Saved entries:
-- BEGIN --

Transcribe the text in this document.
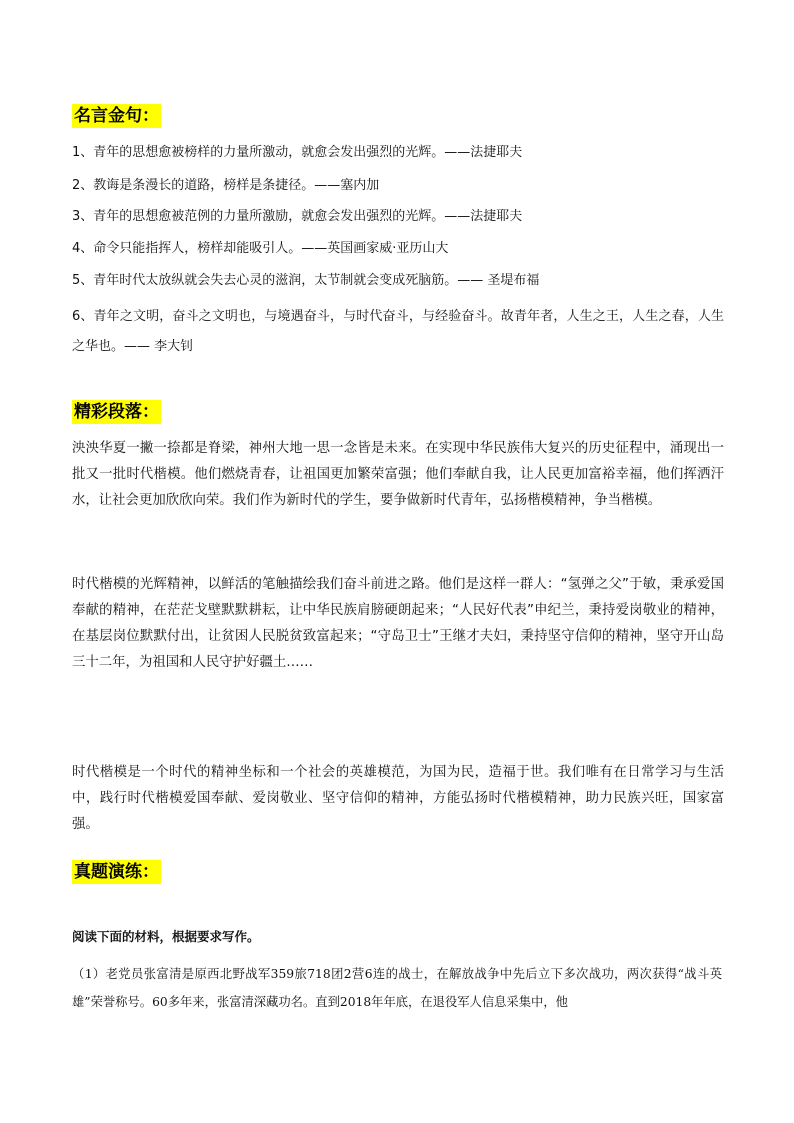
名言金句：
1、青年的思想愈被榜样的力量所激动，就愈会发出强烈的光辉。——法捷耶夫
2、教诲是条漫长的道路，榜样是条捷径。——塞内加
3、青年的思想愈被范例的力量所激励，就愈会发出强烈的光辉。——法捷耶夫
4、命令只能指挥人，榜样却能吸引人。——英国画家威·亚历山大
5、青年时代太放纵就会失去心灵的滋润，太节制就会变成死脑筋。—— 圣堤布福
6、青年之文明，奋斗之文明也，与境遇奋斗，与时代奋斗，与经验奋斗。故青年者，人生之王，人生之春，人生之华也。—— 李大钊
精彩段落：
泱泱华夏一撇一捺都是脊梁，神州大地一思一念皆是未来。在实现中华民族伟大复兴的历史征程中，涌现出一批又一批时代楷模。他们燃烧青春，让祖国更加繁荣富强；他们奉献自我，让人民更加富裕幸福，他们挥洒汗水，让社会更加欣欣向荣。我们作为新时代的学生，要争做新时代青年，弘扬楷模精神，争当楷模。
时代楷模的光辉精神，以鲜活的笔触描绘我们奋斗前进之路。他们是这样一群人：“氢弹之父”于敏，秉承爱国奉献的精神，在茫茫戈壁默默耕耘，让中华民族肩膀硬朗起来；“人民好代表”申纪兰，秉持爱岗敬业的精神，在基层岗位默默付出，让贫困人民脱贫致富起来；“守岛卫士”王继才夫妇，秉持坚守信仰的精神，坚守开山岛三十二年，为祖国和人民守护好疆土……
时代楷模是一个时代的精神坐标和一个社会的英雄模范，为国为民，造福于世。我们唯有在日常学习与生活中，践行时代楷模爱国奉献、爱岗敬业、坚守信仰的精神，方能弘扬时代楷模精神，助力民族兴旺，国家富强。
真题演练：
阅读下面的材料，根据要求写作。
（1）老党员张富清是原西北野战军359旅718团2营6连的战士，在解放战争中先后立下多次战功，两次获得“战斗英雄”荣誉称号。60多年来，张富清深藏功名。直到2018年年底，在退役军人信息采集中，他
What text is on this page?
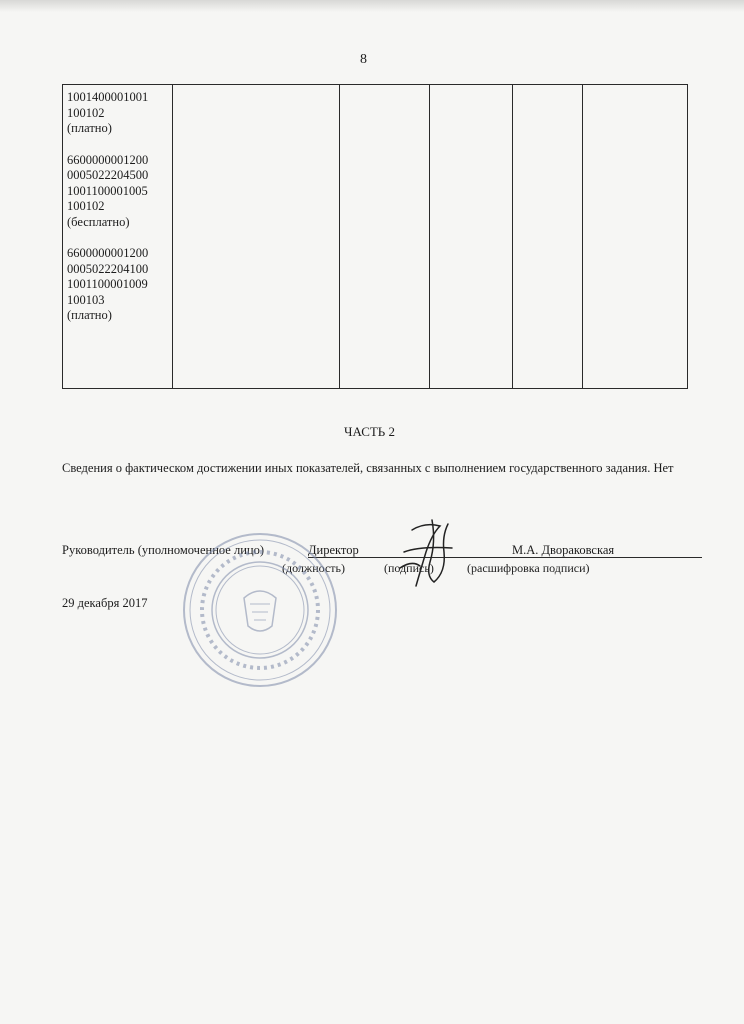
8
1001400001001
100102
(платно)
6600000001200
0005022204500
1001100001005
100102
(бесплатно)
6600000001200
0005022204100
1001100001009
100103
(платно)

ЧАСТЬ 2
Сведения о фактическом достижении иных показателей, связанных с выполнением государственного задания. Нет
Руководитель (уполномоченное лицо)	Директор	М.А. Двораковская
(должность)	(подпись)	(расшифровка подписи)
29 декабря 2017
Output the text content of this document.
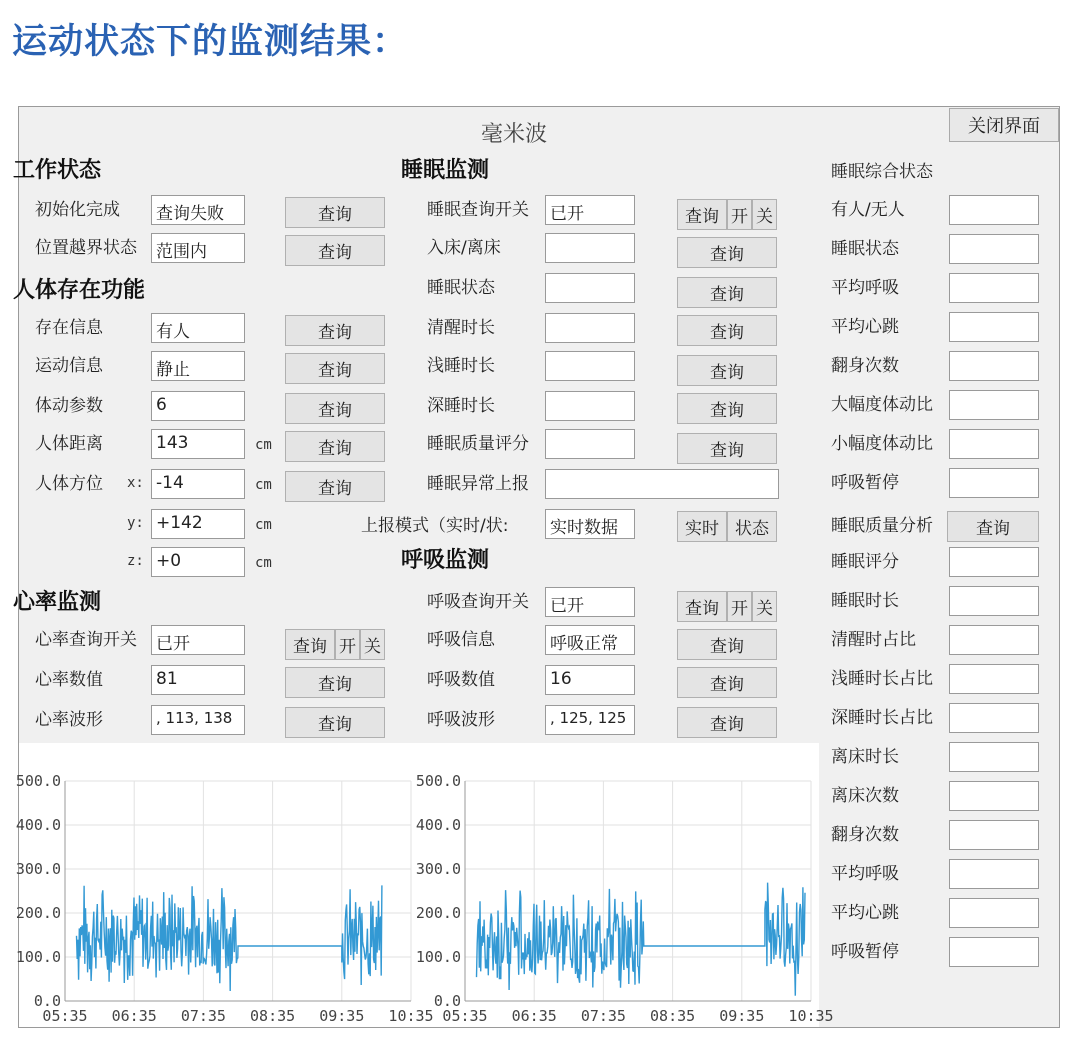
运动状态下的监测结果：
毫米波	关闭界面
工作状态
初始化完成 查询失败	查询
位置越界状态 范围内	查询
人体存在功能
存在信息	有人	查询
运动信息	静止	查询
体动参数	6	查询
人体距离	143	cm	查询
人体方位 x: -14	cm	查询
y: +142	cm
z: +0	cm
心率监测
心率查询开关 已开	查询 开 关
心率数值	81	查询
心率波形	, 113, 138	查询
睡眠监测
睡眠查询开关 已开	查询 开 关
入床/离床	查询
睡眠状态	查询
清醒时长	查询
浅睡时长	查询
深睡时长	查询
睡眠质量评分	查询
睡眠异常上报
上报模式（实时/状: 实时数据	实时 状态
呼吸监测
呼吸查询开关 已开	查询 开 关
呼吸信息	呼吸正常	查询
呼吸数值	16	查询
呼吸波形	, 125, 125	查询
睡眠综合状态
有人/无人
睡眠状态
平均呼吸
平均心跳
翻身次数
大幅度体动比
小幅度体动比
呼吸暂停
睡眠质量分析	查询
睡眠评分
睡眠时长
清醒时占比
浅睡时长占比
深睡时长占比
离床时长
离床次数
翻身次数
平均呼吸
平均心跳
呼吸暂停
0.0
100.0
200.0
300.0
400.0
500.0
05:35 06:35 07:35 08:35 09:35 10:35
0.0
100.0
200.0
300.0
400.0
500.0
05:35 06:35 07:35 08:35 09:35 10:35
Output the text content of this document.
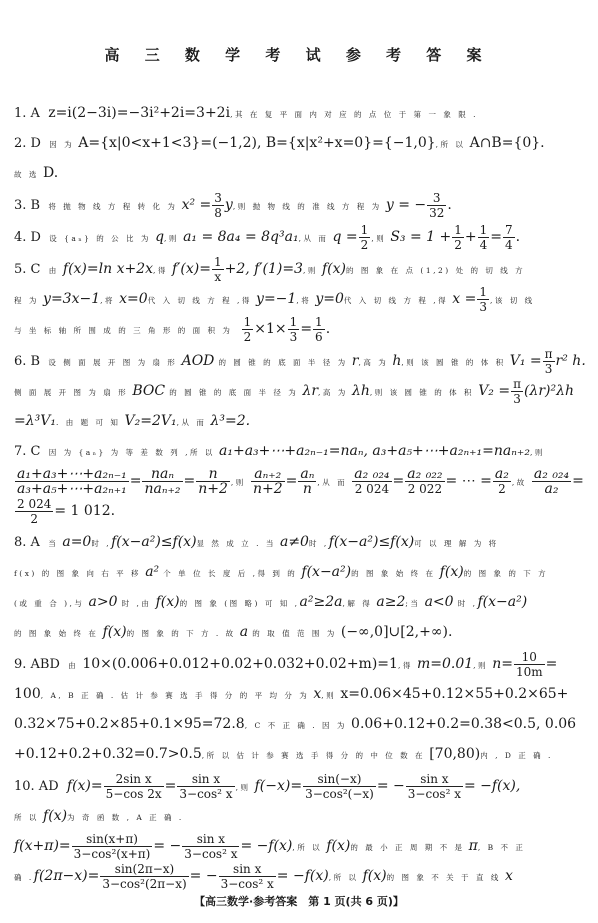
高 三 数 学 考 试 参 考 答 案
1. A z=i(2−3i)=−3i²+2i=3+2i,其 在 复 平 面 内 对 应 的 点 位 于 第 一 象 限 .
2. D 因 为 A={x|0<x+1<3}=(−1,2), B={x|x²+x=0}={−1,0},所 以 A∩B={0}.
故 选 D.
3. B 将 抛 物 线 方 程 转 化 为 $x^2 = \frac{3}{8} y$,则 抛 物 线 的 准 线 方 程 为 y = − $\frac{3}{32}$ .
4. D 设 {aₙ} 的 公 比 为 q,则 a₁ = 8a₄ = 8q³a₁,从 而 $q = \frac{1}{2}$ ,则 $S_3 = 1 + \frac{1}{2} + \frac{1}{4} = \frac{7}{4}$ .
5. C 由 f(x)=ln x+2x,得 $f'(x)= \frac{1}{x} +2$, f′(1)=3,则 f(x)的 图 象 在 点 (1,2) 处 的 切 线 方
程 为 y=3x−1,将 x=0代 入 切 线 方 程 ,得 y=−1,将 y=0代 入 切 线 方 程 ,得 $x = \frac{1}{3}$ ,该 切 线
与 坐 标 轴 所 围 成 的 三 角 形 的 面 积 为 $\frac{1}{2} \times 1\times \frac{1}{3} = \frac{1}{6}$ .
6. B 设 侧 面 展 开 图 为 扇 形 AOD 的 圆 锥 的 底 面 半 径 为 r,高 为 h,则 该 圆 锥 的 体 积 $V_1 = \frac{\pi}{3} r^2$ h.
侧 面 展 开 图 为 扇 形 BOC 的 圆 锥 的 底 面 半 径 为 λr,高 为 λh,则 该 圆 锥 的 体 积 $V_2 = \frac{\pi}{3} (\lambda r)^2\lambda h$
=λ³V₁. 由 题 可 知 V₂=2V₁,从 而 λ³=2.
7. C 因 为 {aₙ} 为 等 差 数 列 ,所 以 a₁+a₃+⋯+a₂ₙ₋₁=naₙ, a₃+a₅+⋯+a₂ₙ₊₁=naₙ₊₂,则
$\frac{\text{a₁+a₃+⋯+a₂ₙ₋₁}}{\text{a₃+a₅+⋯+a₂ₙ₊₁}} = \frac{\text{naₙ}}{\text{naₙ₊₂}} = \frac{n}{n+2}$ ,则 $\frac{\text{aₙ₊₂}}{n+2} = \frac{\text{aₙ}}{n}$ ,从 而 $\frac{\text{a₂ ₀₂₄}}{2 024} = \frac{\text{a₂ ₀₂₂}}{2 022}$ = ⋯ = $\frac{\text{a₂}}{2}$ ,故 $\frac{\text{a₂ ₀₂₄}}{\text{a₂}}$ =
$\frac{2 024}{2} = 1$ 012.
8. A 当 a=0时 ,f(x−a²)≤f(x)显 然 成 立 . 当 a≠0时 ,f(x−a²)≤f(x)可 以 理 解 为 将
f(x) 的 图 象 向 右 平 移 a² 个 单 位 长 度 后 ,得 到 的 f(x−a²)的 图 象 始 终 在 f(x)的 图 象 的 下 方
(或 重 合 ),与 a>0 时 ,由 f(x)的 图 象 (图 略) 可 知 ,a²≥2a,解 得 a≥2;当 a<0 时 ,f(x−a²)
的 图 象 始 终 在 f(x)的 图 象 的 下 方 . 故 a 的 取 值 范 围 为 (−∞,0]∪[2,+∞).
9. ABD 由 10×(0.006+0.012+0.02+0.032+0.02+m)=1,得 m=0.01,则 $n= \frac{10}{10m}$ =
100, A, B 正 确 . 估 计 参 赛 选 手 得 分 的 平 均 分 为 x,则 x=0.06×45+0.12×55+0.2×65+
0.32×75+0.2×85+0.1×95=72.8, C 不 正 确 . 因 为 0.06+0.12+0.2=0.38<0.5, 0.06
+0.12+0.2+0.32=0.7>0.5,所 以 估 计 参 赛 选 手 得 分 的 中 位 数 在 [70,80)内 , D 正 确 .
10. AD $f(x)= \frac{\text{2sin x}}{5-\cos 2x} = \frac{\text{sin x}}{\text{3−cos² x}}$ ,则 $f(-x)= \frac{\sin(-x)}{\text{3−cos²(−x)}}$ = − $\frac{\text{sin x}}{\text{3−cos² x}} = -f(x)$,
所 以 f(x)为 奇 函 数 , A 正 确 .
$f(x+\pi)= \frac{\sin(x+\pi)}{\text{3−cos²(x+π)}}$ = − $\frac{\text{sin x}}{\text{3−cos² x}} = -f(x)$,所 以 f(x)的 最 小 正 周 期 不 是 π, B 不 正
确 $.f(2\pi-x)= \frac{\sin(2\pi-x)}{\text{3−cos²(2π−x)}}$ = − $\frac{\text{sin x}}{\text{3−cos² x}} = -f(x)$,所 以 f(x)的 图 象 不 关 于 直 线 x
【高三数学·参考答案　第 1 页(共 6 页)】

-- END --

- Written request:
Copy each line above that contains the word "cos²".

- Exercise result:
10. AD $f(x)= \frac{\text{2sin x}}{5-\cos 2x} = \frac{\text{sin x}}{\text{3−cos² x}}$ ,则 $f(-x)= \frac{\sin(-x)}{\text{3−cos²(−x)}}$ = − $\frac{\text{sin x}}{\text{3−cos² x}} = -f(x)$,
$f(x+\pi)= \frac{\sin(x+\pi)}{\text{3−cos²(x+π)}}$ = − $\frac{\text{sin x}}{\text{3−cos² x}} = -f(x)$,所 以 f(x)的 最 小 正 周 期 不 是 π, B 不 正
确 $.f(2\pi-x)= \frac{\sin(2\pi-x)}{\text{3−cos²(2π−x)}}$ = − $\frac{\text{sin x}}{\text{3−cos² x}} = -f(x)$,所 以 f(x)的 图 象 不 关 于 直 线 x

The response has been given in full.